What to produce:
Look through the lines below and state how many hold the word "Stationary". Write only the number.

-- begin --

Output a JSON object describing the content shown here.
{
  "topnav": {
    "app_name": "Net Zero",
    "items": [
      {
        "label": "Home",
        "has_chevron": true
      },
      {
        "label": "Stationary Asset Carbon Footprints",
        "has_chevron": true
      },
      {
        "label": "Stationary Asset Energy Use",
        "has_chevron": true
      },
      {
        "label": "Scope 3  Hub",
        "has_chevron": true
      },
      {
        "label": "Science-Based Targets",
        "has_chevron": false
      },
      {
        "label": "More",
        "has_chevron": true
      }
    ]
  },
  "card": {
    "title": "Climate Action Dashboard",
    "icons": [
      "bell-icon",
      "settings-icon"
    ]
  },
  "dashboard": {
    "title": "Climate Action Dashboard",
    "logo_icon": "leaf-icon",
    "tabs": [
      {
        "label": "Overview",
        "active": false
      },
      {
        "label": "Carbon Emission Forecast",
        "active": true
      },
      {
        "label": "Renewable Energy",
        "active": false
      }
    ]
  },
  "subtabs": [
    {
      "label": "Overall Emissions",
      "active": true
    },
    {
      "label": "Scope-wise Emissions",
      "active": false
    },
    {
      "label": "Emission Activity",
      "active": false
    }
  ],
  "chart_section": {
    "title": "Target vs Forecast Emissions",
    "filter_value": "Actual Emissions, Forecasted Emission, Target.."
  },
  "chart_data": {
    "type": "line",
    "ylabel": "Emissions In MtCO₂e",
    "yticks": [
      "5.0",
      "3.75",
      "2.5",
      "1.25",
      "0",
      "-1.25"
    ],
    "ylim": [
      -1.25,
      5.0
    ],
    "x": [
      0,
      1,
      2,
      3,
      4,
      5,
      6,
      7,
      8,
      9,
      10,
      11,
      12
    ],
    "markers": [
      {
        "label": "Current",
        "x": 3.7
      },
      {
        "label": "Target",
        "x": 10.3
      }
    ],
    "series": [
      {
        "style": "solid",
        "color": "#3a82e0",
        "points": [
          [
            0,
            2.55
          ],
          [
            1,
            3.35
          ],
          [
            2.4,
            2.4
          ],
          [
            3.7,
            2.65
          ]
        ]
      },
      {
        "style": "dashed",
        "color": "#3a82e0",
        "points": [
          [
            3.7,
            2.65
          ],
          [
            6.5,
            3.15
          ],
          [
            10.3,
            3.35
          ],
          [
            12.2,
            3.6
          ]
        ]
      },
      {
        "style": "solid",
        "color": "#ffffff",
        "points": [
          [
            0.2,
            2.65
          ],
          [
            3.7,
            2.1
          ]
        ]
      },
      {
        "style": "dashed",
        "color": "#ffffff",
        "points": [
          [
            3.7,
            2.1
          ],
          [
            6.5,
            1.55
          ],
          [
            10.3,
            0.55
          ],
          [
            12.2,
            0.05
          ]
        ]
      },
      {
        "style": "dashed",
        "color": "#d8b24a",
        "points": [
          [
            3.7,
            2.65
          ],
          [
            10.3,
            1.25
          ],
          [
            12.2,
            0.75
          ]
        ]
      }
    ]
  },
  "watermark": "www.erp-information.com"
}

-- end --

Answer to this exercise:
2